What to produce
Show each line that has the string "アセトアルデヒド濃度" in it.

Supplied records

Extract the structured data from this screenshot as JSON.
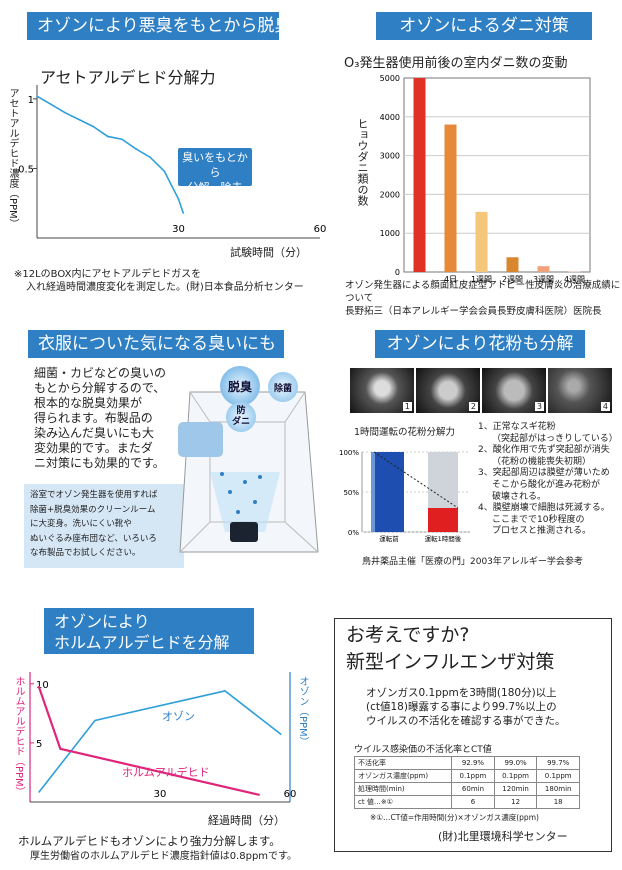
{
  "s1": {
    "title": "オゾンにより悪臭をもとから脱臭",
    "chart_title": "アセトアルデヒド分解力",
    "ylabel": "アセトアルデヒド濃度（PPM）",
    "xlabel": "試験時間（分）",
    "callout": [
      "臭いをもとから",
      "分解・除去"
    ],
    "note": [
      "※12LのBOX内にアセトアルデヒドガスを",
      "入れ経過時間濃度変化を測定した。(財)日本食品分析センター"
    ]
  },
  "s2": {
    "title": "オゾンによるダニ対策",
    "subtitle": "O₃発生器使用前後の室内ダニ数の変動",
    "ylabel": "ヒョウダニ類の数",
    "note": [
      "オゾン発生器による顔面紅皮症型アトピー性皮膚炎の治療成績について",
      "長野拓三（日本アレルギー学会会員長野皮膚科医院）医院長"
    ]
  },
  "s3": {
    "title": "衣服についた気になる臭いにも",
    "text": [
      "細菌・カビなどの臭いの",
      "もとから分解するので、",
      "根本的な脱臭効果が",
      "得られます。布製品の",
      "染み込んだ臭いにも大",
      "変効果的です。またダ",
      "ニ対策にも効果的です。"
    ],
    "box": [
      "浴室でオゾン発生器を使用すれば",
      "除菌+脱臭効果のクリーンルーム",
      "に大変身。洗いにくい靴や",
      "ぬいぐるみ座布団など、いろいろ",
      "な布製品でお試しください。"
    ],
    "bubbles": [
      "脱臭",
      "除菌",
      "防",
      "ダニ"
    ]
  },
  "s4": {
    "title": "オゾンにより花粉も分解",
    "photo_nums": [
      "1",
      "2",
      "3",
      "4"
    ],
    "chart_title": "1時間運転の花粉分解力",
    "legend": [
      "1、正常なスギ花粉",
      "（突起部がはっきりしている）",
      "2、酸化作用で先ず突起部が消失",
      "（花粉の機能喪失初期）",
      "3、突起部周辺は膜壁が薄いため",
      "そこから酸化が進み花粉が",
      "破壊される。",
      "4、膜壁崩壊で細胞は死滅する。",
      "ここまでで10秒程度の",
      "プロセスと推測される。"
    ],
    "note": "鳥井薬品主催「医療の門」2003年アレルギー学会参考"
  },
  "s5": {
    "title": [
      "オゾンにより",
      "ホルムアルデヒドを分解"
    ],
    "ylabel_left": "ホルムアルデヒド（PPM）",
    "ylabel_right": "オゾン（PPM）",
    "xlabel": "経過時間（分）",
    "series_o3": "オゾン",
    "series_hcho": "ホルムアルデヒド",
    "note": [
      "ホルムアルデヒドもオゾンにより強力分解します。",
      "厚生労働省のホルムアルデヒド濃度指針値は0.8ppmです。"
    ]
  },
  "s6": {
    "title": [
      "お考えですか?",
      "新型インフルエンザ対策"
    ],
    "text": [
      "オゾンガス0.1ppmを3時間(180分)以上",
      "(ct値18)曝露する事により99.7%以上の",
      "ウイルスの不活化を確認する事ができた。"
    ],
    "table_title": "ウイルス感染価の不活化率とCT値",
    "table": {
      "rows": [
        [
          "不活化率",
          "92.9%",
          "99.0%",
          "99.7%"
        ],
        [
          "オゾンガス濃度(ppm)",
          "0.1ppm",
          "0.1ppm",
          "0.1ppm"
        ],
        [
          "処理時間(min)",
          "60min",
          "120min",
          "180min"
        ],
        [
          "ct 値…※①",
          "6",
          "12",
          "18"
        ]
      ]
    },
    "footnote": "※①…CT値=作用時間(分)×オゾンガス濃度(ppm)",
    "org": "(財)北里環境科学センター"
  },
  "chart_data": [
    {
      "type": "line",
      "title": "アセトアルデヒド分解力",
      "xlabel": "試験時間（分）",
      "ylabel": "アセトアルデヒド濃度（PPM）",
      "x_ticks": [
        "30",
        "60"
      ],
      "y_ticks": [
        "1",
        "0.5"
      ],
      "xlim": [
        0,
        60
      ],
      "ylim": [
        0,
        1.1
      ],
      "x": [
        0,
        3,
        6,
        9,
        12,
        15,
        18,
        21,
        24,
        27,
        30,
        31
      ],
      "y": [
        1.02,
        0.96,
        0.9,
        0.85,
        0.8,
        0.73,
        0.71,
        0.64,
        0.58,
        0.48,
        0.28,
        0.18
      ]
    },
    {
      "type": "bar",
      "categories": [
        "",
        "4日",
        "1週間",
        "2週間",
        "3週間",
        "4週間"
      ],
      "values": [
        5000,
        3800,
        1550,
        380,
        150,
        10
      ],
      "ylim": [
        0,
        5000
      ],
      "y_ticks": [
        "5000",
        "4000",
        "3000",
        "2000",
        "1000",
        "0"
      ],
      "colors": [
        "#e03224",
        "#e68a3a",
        "#f5c77a",
        "#d8872f",
        "#f0a27a",
        "#f6c8b0"
      ]
    },
    {
      "type": "bar",
      "title": "1時間運転の花粉分解力",
      "categories": [
        "運転前",
        "運転1時間後"
      ],
      "values": [
        100,
        30
      ],
      "y_ticks": [
        "100%",
        "50%",
        "0%"
      ],
      "ylim": [
        0,
        100
      ]
    },
    {
      "type": "line",
      "xlabel": "経過時間（分）",
      "x_ticks": [
        "30",
        "60"
      ],
      "y_ticks": [
        "10",
        "5"
      ],
      "series": [
        {
          "name": "オゾン",
          "x": [
            2,
            15,
            45,
            58
          ],
          "y": [
            0.8,
            6.9,
            9.4,
            5.7
          ]
        },
        {
          "name": "ホルムアルデヒド",
          "x": [
            2,
            7,
            53
          ],
          "y": [
            9.8,
            4.5,
            0.6
          ]
        }
      ]
    }
  ]
}
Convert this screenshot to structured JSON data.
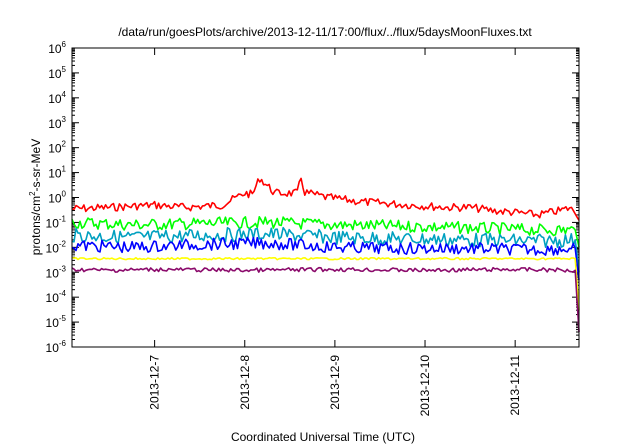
{
  "chart_data": {
    "type": "line",
    "title": "/data/run/goesPlots/archive/2013-12-11/17:00/flux/../flux/5daysMoonFluxes.txt",
    "xlabel": "Coordinated Universal Time (UTC)",
    "ylabel": {
      "base": "protons/cm",
      "sup": "2",
      "rest": "-s-sr-MeV"
    },
    "x_range_days": [
      "2013-12-06 02:00",
      "2013-12-11 17:00"
    ],
    "x_ticks": [
      {
        "label": "2013-12-7",
        "value": "2013-12-07"
      },
      {
        "label": "2013-12-8",
        "value": "2013-12-08"
      },
      {
        "label": "2013-12-9",
        "value": "2013-12-09"
      },
      {
        "label": "2013-12-10",
        "value": "2013-12-10"
      },
      {
        "label": "2013-12-11",
        "value": "2013-12-11"
      }
    ],
    "y_scale": "log",
    "ylim": [
      1e-06,
      1000000.0
    ],
    "y_ticks": [
      {
        "base": "10",
        "exp": "-6",
        "value": 1e-06
      },
      {
        "base": "10",
        "exp": "-5",
        "value": 1e-05
      },
      {
        "base": "10",
        "exp": "-4",
        "value": 0.0001
      },
      {
        "base": "10",
        "exp": "-3",
        "value": 0.001
      },
      {
        "base": "10",
        "exp": "-2",
        "value": 0.01
      },
      {
        "base": "10",
        "exp": "-1",
        "value": 0.1
      },
      {
        "base": "10",
        "exp": "0",
        "value": 1
      },
      {
        "base": "10",
        "exp": "1",
        "value": 10
      },
      {
        "base": "10",
        "exp": "2",
        "value": 100
      },
      {
        "base": "10",
        "exp": "3",
        "value": 1000
      },
      {
        "base": "10",
        "exp": "4",
        "value": 10000
      },
      {
        "base": "10",
        "exp": "5",
        "value": 100000
      },
      {
        "base": "10",
        "exp": "6",
        "value": 1000000
      }
    ],
    "grid": false,
    "legend": "none",
    "series": [
      {
        "color": "#ff0000",
        "x": [
          "2013-12-06 02:00",
          "2013-12-06 12:00",
          "2013-12-07 00:00",
          "2013-12-07 08:00",
          "2013-12-07 18:00",
          "2013-12-08 00:00",
          "2013-12-08 02:00",
          "2013-12-08 04:00",
          "2013-12-08 08:00",
          "2013-12-08 14:00",
          "2013-12-08 15:00",
          "2013-12-08 16:00",
          "2013-12-08 22:00",
          "2013-12-09 06:00",
          "2013-12-09 12:00",
          "2013-12-09 20:00",
          "2013-12-10 06:00",
          "2013-12-10 12:00",
          "2013-12-10 18:00",
          "2013-12-11 00:00",
          "2013-12-11 06:00",
          "2013-12-11 12:00",
          "2013-12-11 15:00",
          "2013-12-11 17:00"
        ],
        "y": [
          0.35,
          0.4,
          0.5,
          0.4,
          0.5,
          1.5,
          1.3,
          6,
          1.5,
          1.5,
          6,
          1.6,
          1.0,
          0.7,
          0.6,
          0.5,
          0.4,
          0.4,
          0.3,
          0.25,
          0.2,
          0.3,
          0.4,
          0.12
        ]
      },
      {
        "color": "#00ff00",
        "x": [
          "2013-12-06 02:00",
          "2013-12-06 18:00",
          "2013-12-07 12:00",
          "2013-12-08 06:00",
          "2013-12-09 00:00",
          "2013-12-09 18:00",
          "2013-12-10 12:00",
          "2013-12-11 06:00",
          "2013-12-11 16:00",
          "2013-12-11 17:00"
        ],
        "y": [
          0.1,
          0.08,
          0.09,
          0.1,
          0.08,
          0.07,
          0.06,
          0.05,
          0.05,
          0.01
        ]
      },
      {
        "color": "#00a0c0",
        "x": [
          "2013-12-06 02:00",
          "2013-12-06 18:00",
          "2013-12-07 12:00",
          "2013-12-08 06:00",
          "2013-12-09 00:00",
          "2013-12-09 18:00",
          "2013-12-10 12:00",
          "2013-12-11 06:00",
          "2013-12-11 16:00",
          "2013-12-11 17:00"
        ],
        "y": [
          0.03,
          0.025,
          0.03,
          0.035,
          0.025,
          0.022,
          0.02,
          0.018,
          0.02,
          0.001
        ]
      },
      {
        "color": "#0000ff",
        "x": [
          "2013-12-06 02:00",
          "2013-12-06 18:00",
          "2013-12-07 12:00",
          "2013-12-08 06:00",
          "2013-12-09 00:00",
          "2013-12-09 18:00",
          "2013-12-10 12:00",
          "2013-12-11 06:00",
          "2013-12-11 16:00",
          "2013-12-11 17:00"
        ],
        "y": [
          0.012,
          0.01,
          0.013,
          0.015,
          0.01,
          0.009,
          0.009,
          0.008,
          0.009,
          0.0005
        ]
      },
      {
        "color": "#ffff00",
        "x": [
          "2013-12-06 02:00",
          "2013-12-07 12:00",
          "2013-12-09 00:00",
          "2013-12-10 12:00",
          "2013-12-11 16:00",
          "2013-12-11 17:00"
        ],
        "y": [
          0.0035,
          0.0035,
          0.0035,
          0.0035,
          0.0035,
          3e-05
        ]
      },
      {
        "color": "#8b0a6b",
        "x": [
          "2013-12-06 02:00",
          "2013-12-06 12:00",
          "2013-12-07 00:00",
          "2013-12-08 00:00",
          "2013-12-09 00:00",
          "2013-12-10 00:00",
          "2013-12-11 00:00",
          "2013-12-11 16:00",
          "2013-12-11 17:00"
        ],
        "y": [
          0.0013,
          0.0012,
          0.0013,
          0.0012,
          0.0013,
          0.0012,
          0.0013,
          0.0012,
          4e-06
        ]
      }
    ]
  }
}
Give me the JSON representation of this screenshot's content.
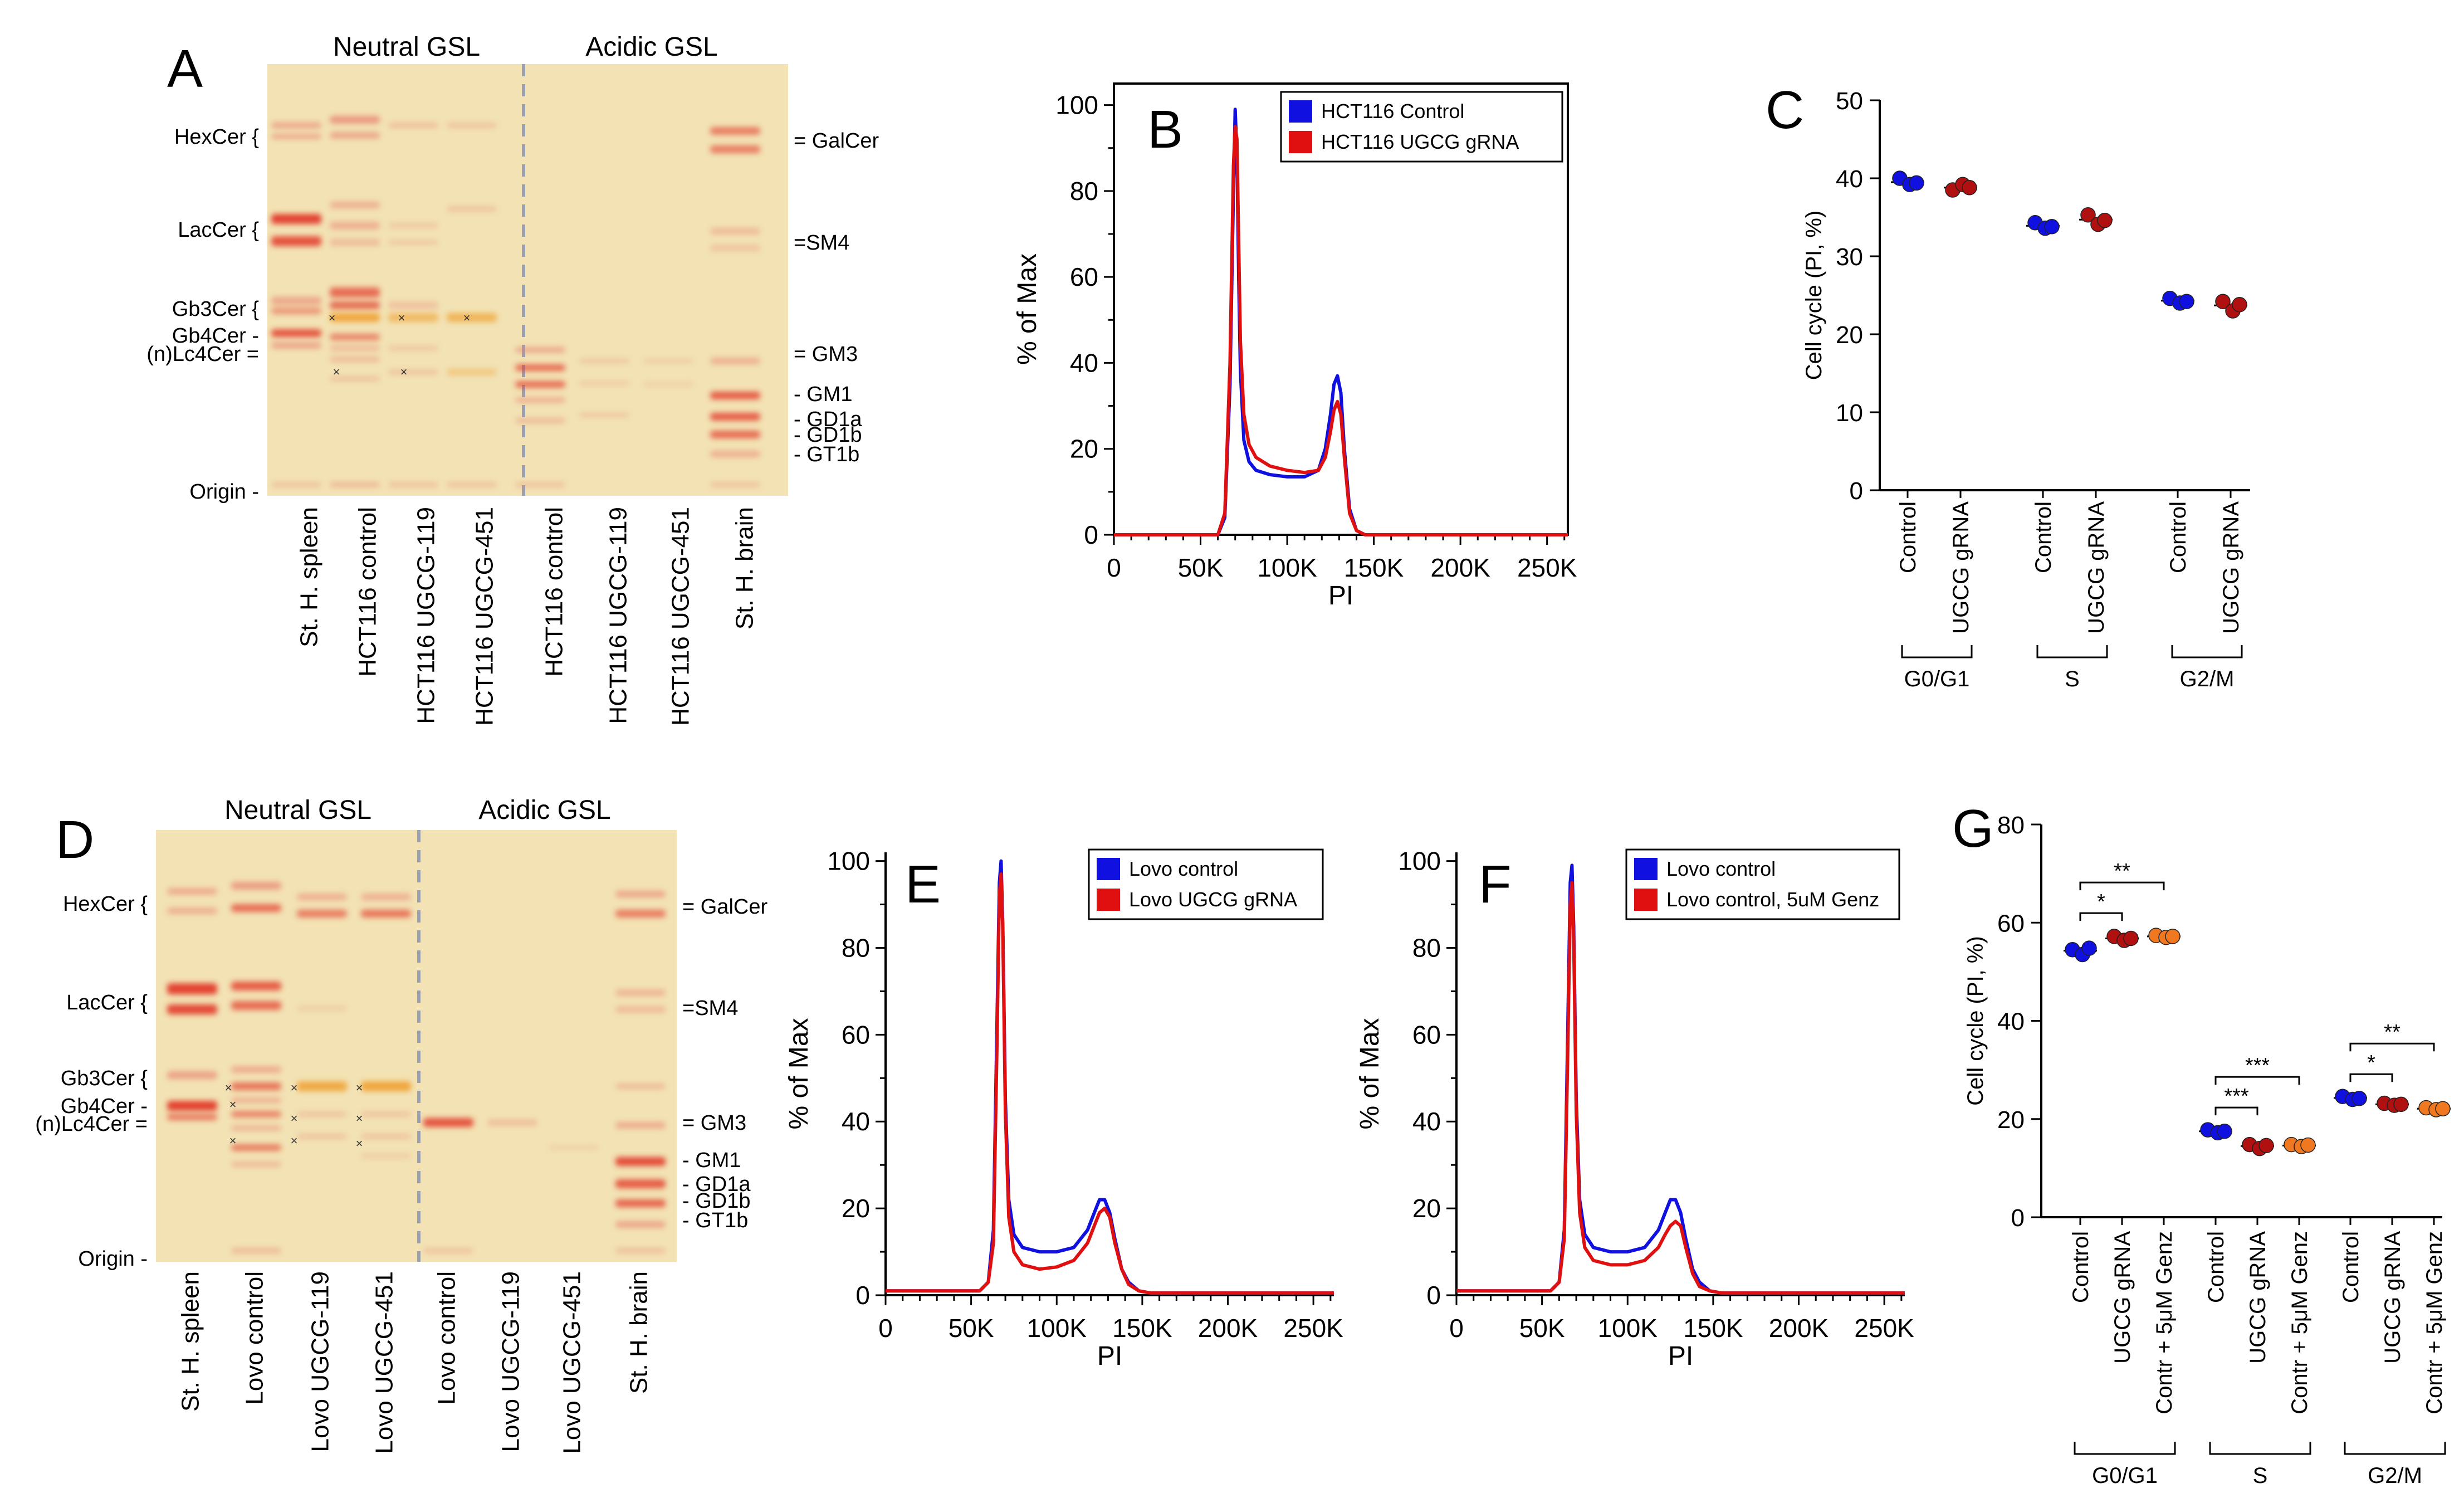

Solution for this task
    "ylabel": "アセトアルデヒド濃度（PPM）",
      "ylabel": "アセトアルデヒド濃度（PPM）",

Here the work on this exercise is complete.